_WHAT YOU HAVE TO DO_
Retype the material below. Keep every word exactly as it is.
[Start]
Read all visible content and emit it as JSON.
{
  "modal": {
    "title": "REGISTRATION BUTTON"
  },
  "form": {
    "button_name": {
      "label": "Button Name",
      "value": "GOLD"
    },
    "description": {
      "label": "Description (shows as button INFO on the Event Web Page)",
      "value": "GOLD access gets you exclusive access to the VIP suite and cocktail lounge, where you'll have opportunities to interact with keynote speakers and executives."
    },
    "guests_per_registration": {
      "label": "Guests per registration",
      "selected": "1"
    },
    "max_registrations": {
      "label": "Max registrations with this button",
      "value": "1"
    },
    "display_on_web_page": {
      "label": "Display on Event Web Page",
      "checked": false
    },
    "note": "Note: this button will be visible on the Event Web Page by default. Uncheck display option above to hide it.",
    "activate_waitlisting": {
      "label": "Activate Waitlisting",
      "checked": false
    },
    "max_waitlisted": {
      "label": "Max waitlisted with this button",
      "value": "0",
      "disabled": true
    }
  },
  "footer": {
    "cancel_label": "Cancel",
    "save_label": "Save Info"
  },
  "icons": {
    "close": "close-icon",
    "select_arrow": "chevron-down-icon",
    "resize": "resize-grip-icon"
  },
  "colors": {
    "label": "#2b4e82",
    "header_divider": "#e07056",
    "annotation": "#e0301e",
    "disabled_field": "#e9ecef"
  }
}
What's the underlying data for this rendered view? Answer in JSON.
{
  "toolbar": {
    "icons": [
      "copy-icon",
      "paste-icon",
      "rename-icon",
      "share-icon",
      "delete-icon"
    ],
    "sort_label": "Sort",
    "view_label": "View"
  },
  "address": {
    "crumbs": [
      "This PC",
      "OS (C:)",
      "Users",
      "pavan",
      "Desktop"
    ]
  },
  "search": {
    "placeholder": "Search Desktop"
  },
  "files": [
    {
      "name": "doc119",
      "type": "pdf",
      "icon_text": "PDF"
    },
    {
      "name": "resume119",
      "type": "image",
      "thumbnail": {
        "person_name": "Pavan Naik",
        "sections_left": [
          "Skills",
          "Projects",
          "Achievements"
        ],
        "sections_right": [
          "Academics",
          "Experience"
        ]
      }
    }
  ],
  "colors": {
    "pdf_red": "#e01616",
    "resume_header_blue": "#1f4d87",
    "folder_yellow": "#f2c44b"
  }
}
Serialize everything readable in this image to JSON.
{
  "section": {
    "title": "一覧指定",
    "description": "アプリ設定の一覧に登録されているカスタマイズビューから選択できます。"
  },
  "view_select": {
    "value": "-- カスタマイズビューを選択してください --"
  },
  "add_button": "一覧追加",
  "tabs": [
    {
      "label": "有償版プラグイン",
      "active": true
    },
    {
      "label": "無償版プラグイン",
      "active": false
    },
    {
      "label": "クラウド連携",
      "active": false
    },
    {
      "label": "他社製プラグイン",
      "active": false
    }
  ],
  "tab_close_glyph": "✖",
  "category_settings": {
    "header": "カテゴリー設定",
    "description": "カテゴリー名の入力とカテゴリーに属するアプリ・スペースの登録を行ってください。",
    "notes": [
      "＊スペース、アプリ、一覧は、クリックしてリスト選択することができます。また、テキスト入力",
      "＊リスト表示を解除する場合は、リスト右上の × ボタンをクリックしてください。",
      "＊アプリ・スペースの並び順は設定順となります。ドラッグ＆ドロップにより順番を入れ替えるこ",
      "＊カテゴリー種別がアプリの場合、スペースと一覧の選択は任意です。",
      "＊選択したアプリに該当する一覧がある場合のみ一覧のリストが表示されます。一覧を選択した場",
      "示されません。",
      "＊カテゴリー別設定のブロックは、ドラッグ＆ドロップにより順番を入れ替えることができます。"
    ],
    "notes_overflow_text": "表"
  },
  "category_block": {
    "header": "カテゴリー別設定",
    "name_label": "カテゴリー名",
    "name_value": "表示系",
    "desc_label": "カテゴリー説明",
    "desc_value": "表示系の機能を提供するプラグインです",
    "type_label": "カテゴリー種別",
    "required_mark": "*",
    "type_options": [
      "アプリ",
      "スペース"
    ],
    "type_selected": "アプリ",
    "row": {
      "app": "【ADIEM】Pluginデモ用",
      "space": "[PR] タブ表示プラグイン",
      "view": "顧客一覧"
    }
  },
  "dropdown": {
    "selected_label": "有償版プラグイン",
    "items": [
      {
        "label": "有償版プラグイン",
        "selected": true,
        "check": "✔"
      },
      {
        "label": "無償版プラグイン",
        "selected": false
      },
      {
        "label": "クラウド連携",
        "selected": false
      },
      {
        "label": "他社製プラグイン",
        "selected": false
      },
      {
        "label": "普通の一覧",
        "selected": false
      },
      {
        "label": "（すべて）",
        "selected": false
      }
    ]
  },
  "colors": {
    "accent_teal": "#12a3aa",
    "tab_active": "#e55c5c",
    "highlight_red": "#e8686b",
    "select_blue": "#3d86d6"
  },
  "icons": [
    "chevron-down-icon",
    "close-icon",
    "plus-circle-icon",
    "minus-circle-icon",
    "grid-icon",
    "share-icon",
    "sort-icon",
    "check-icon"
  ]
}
[End]
_TASK ANSWER_
Read all visible content and emit it as JSON.
{
  "modal": {
    "title": "REGISTRATION BUTTON"
  },
  "form": {
    "button_name": {
      "label": "Button Name",
      "value": "GOLD"
    },
    "description": {
      "label": "Description (shows as button INFO on the Event Web Page)",
      "value": "GOLD access gets you exclusive access to the VIP suite and cocktail lounge, where you'll have opportunities to interact with keynote speakers and executives."
    },
    "guests_per_registration": {
      "label": "Guests per registration",
      "selected": "1"
    },
    "max_registrations": {
      "label": "Max registrations with this button",
      "value": "1"
    },
    "display_on_web_page": {
      "label": "Display on Event Web Page",
      "checked": false
    },
    "note": "Note: this button will be visible on the Event Web Page by default. Uncheck display option above to hide it.",
    "activate_waitlisting": {
      "label": "Activate Waitlisting",
      "checked": false
    },
    "max_waitlisted": {
      "label": "Max waitlisted with this button",
      "value": "0",
      "disabled": true
    }
  },
  "footer": {
    "cancel_label": "Cancel",
    "save_label": "Save Info"
  },
  "icons": {
    "close": "close-icon",
    "select_arrow": "chevron-down-icon",
    "resize": "resize-grip-icon"
  },
  "colors": {
    "label": "#2b4e82",
    "header_divider": "#e07056",
    "annotation": "#e0301e",
    "disabled_field": "#e9ecef"
  }
}
What's the underlying data for this rendered view? Answer in JSON.
{
  "toolbar": {
    "icons": [
      "copy-icon",
      "paste-icon",
      "rename-icon",
      "share-icon",
      "delete-icon"
    ],
    "sort_label": "Sort",
    "view_label": "View"
  },
  "address": {
    "crumbs": [
      "This PC",
      "OS (C:)",
      "Users",
      "pavan",
      "Desktop"
    ]
  },
  "search": {
    "placeholder": "Search Desktop"
  },
  "files": [
    {
      "name": "doc119",
      "type": "pdf",
      "icon_text": "PDF"
    },
    {
      "name": "resume119",
      "type": "image",
      "thumbnail": {
        "person_name": "Pavan Naik",
        "sections_left": [
          "Skills",
          "Projects",
          "Achievements"
        ],
        "sections_right": [
          "Academics",
          "Experience"
        ]
      }
    }
  ],
  "colors": {
    "pdf_red": "#e01616",
    "resume_header_blue": "#1f4d87",
    "folder_yellow": "#f2c44b"
  }
}
Serialize everything readable in this image to JSON.
{
  "section": {
    "title": "一覧指定",
    "description": "アプリ設定の一覧に登録されているカスタマイズビューから選択できます。"
  },
  "view_select": {
    "value": "-- カスタマイズビューを選択してください --"
  },
  "add_button": "一覧追加",
  "tabs": [
    {
      "label": "有償版プラグイン",
      "active": true
    },
    {
      "label": "無償版プラグイン",
      "active": false
    },
    {
      "label": "クラウド連携",
      "active": false
    },
    {
      "label": "他社製プラグイン",
      "active": false
    }
  ],
  "tab_close_glyph": "✖",
  "category_settings": {
    "header": "カテゴリー設定",
    "description": "カテゴリー名の入力とカテゴリーに属するアプリ・スペースの登録を行ってください。",
    "notes": [
      "＊スペース、アプリ、一覧は、クリックしてリスト選択することができます。また、テキスト入力",
      "＊リスト表示を解除する場合は、リスト右上の × ボタンをクリックしてください。",
      "＊アプリ・スペースの並び順は設定順となります。ドラッグ＆ドロップにより順番を入れ替えるこ",
      "＊カテゴリー種別がアプリの場合、スペースと一覧の選択は任意です。",
      "＊選択したアプリに該当する一覧がある場合のみ一覧のリストが表示されます。一覧を選択した場",
      "示されません。",
      "＊カテゴリー別設定のブロックは、ドラッグ＆ドロップにより順番を入れ替えることができます。"
    ],
    "notes_overflow_text": "表"
  },
  "category_block": {
    "header": "カテゴリー別設定",
    "name_label": "カテゴリー名",
    "name_value": "表示系",
    "desc_label": "カテゴリー説明",
    "desc_value": "表示系の機能を提供するプラグインです",
    "type_label": "カテゴリー種別",
    "required_mark": "*",
    "type_options": [
      "アプリ",
      "スペース"
    ],
    "type_selected": "アプリ",
    "row": {
      "app": "【ADIEM】Pluginデモ用",
      "space": "[PR] タブ表示プラグイン",
      "view": "顧客一覧"
    }
  },
  "dropdown": {
    "selected_label": "有償版プラグイン",
    "items": [
      {
        "label": "有償版プラグイン",
        "selected": true,
        "check": "✔"
      },
      {
        "label": "無償版プラグイン",
        "selected": false
      },
      {
        "label": "クラウド連携",
        "selected": false
      },
      {
        "label": "他社製プラグイン",
        "selected": false
      },
      {
        "label": "普通の一覧",
        "selected": false
      },
      {
        "label": "（すべて）",
        "selected": false
      }
    ]
  },
  "colors": {
    "accent_teal": "#12a3aa",
    "tab_active": "#e55c5c",
    "highlight_red": "#e8686b",
    "select_blue": "#3d86d6"
  },
  "icons": [
    "chevron-down-icon",
    "close-icon",
    "plus-circle-icon",
    "minus-circle-icon",
    "grid-icon",
    "share-icon",
    "sort-icon",
    "check-icon"
  ]
}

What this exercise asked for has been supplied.